Instructions to follow | Pull out every line with the word "stesso" from the entries below.

==== Data shown ====

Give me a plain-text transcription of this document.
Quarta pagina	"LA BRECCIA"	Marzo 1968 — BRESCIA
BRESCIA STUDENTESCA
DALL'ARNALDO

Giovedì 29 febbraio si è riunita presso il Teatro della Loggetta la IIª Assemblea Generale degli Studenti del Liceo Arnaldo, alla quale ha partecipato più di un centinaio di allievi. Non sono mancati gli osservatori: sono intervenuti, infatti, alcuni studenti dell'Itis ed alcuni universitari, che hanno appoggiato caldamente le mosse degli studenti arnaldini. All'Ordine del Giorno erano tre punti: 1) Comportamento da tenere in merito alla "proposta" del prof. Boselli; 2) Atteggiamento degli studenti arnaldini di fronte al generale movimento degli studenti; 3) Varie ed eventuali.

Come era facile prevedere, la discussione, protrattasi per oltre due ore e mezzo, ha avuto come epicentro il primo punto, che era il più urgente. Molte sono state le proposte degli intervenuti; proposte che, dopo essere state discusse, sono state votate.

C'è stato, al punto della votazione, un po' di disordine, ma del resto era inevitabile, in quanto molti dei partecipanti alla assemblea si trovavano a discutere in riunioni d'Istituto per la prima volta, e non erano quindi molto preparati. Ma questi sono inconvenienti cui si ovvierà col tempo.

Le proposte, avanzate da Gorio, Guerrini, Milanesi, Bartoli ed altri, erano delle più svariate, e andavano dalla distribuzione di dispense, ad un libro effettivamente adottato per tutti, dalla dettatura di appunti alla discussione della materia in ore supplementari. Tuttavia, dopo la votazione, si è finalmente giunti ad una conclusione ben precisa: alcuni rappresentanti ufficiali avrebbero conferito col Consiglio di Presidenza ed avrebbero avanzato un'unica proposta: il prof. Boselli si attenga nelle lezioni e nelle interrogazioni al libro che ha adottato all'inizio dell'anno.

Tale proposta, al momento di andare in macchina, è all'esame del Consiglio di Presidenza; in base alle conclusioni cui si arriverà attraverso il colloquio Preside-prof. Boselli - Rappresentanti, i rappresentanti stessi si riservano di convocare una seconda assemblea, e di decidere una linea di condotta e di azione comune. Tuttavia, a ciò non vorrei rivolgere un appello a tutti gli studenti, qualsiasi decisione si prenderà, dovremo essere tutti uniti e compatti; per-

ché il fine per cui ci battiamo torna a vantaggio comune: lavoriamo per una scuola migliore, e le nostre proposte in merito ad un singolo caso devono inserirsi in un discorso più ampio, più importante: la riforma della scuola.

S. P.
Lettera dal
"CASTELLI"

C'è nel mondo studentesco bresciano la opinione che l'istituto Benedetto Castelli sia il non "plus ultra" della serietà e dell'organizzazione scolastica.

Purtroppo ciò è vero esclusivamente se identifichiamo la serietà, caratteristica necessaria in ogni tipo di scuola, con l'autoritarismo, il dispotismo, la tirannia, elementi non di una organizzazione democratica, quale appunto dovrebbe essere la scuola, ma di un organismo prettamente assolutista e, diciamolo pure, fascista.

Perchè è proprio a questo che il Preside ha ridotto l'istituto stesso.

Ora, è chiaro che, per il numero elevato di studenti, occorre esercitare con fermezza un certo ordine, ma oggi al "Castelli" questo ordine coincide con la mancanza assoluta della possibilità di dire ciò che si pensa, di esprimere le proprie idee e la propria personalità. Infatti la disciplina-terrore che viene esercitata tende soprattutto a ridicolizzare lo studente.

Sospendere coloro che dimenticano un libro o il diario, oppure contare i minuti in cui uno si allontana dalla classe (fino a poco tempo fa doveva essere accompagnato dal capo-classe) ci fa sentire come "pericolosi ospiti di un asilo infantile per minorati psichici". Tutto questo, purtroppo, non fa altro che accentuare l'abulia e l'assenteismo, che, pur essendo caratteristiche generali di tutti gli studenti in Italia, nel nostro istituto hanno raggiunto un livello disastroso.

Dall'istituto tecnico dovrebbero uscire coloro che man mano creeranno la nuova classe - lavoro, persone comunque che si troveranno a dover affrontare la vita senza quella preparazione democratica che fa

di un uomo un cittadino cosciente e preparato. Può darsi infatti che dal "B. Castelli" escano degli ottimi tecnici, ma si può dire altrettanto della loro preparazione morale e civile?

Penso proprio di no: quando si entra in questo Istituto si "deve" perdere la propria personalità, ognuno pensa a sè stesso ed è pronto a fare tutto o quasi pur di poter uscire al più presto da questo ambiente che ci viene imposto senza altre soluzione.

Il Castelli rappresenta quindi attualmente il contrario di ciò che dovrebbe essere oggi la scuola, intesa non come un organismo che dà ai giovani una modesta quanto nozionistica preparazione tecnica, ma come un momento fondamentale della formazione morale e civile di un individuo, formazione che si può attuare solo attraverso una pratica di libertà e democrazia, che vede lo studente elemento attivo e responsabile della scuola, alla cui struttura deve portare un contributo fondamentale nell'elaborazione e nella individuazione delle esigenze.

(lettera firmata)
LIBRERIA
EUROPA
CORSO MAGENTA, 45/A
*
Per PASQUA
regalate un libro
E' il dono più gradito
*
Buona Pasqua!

====

Correct response |
Perchè è proprio a questo che il Preside ha ridotto l'istituto stesso.
Penso proprio di no: quando si entra in questo Istituto si "deve" perdere la propria personalità, ognuno pensa a sè stesso ed è pronto a fare tutto o quasi pur di poter uscire al più presto da questo ambiente che ci viene imposto senza altre soluzione.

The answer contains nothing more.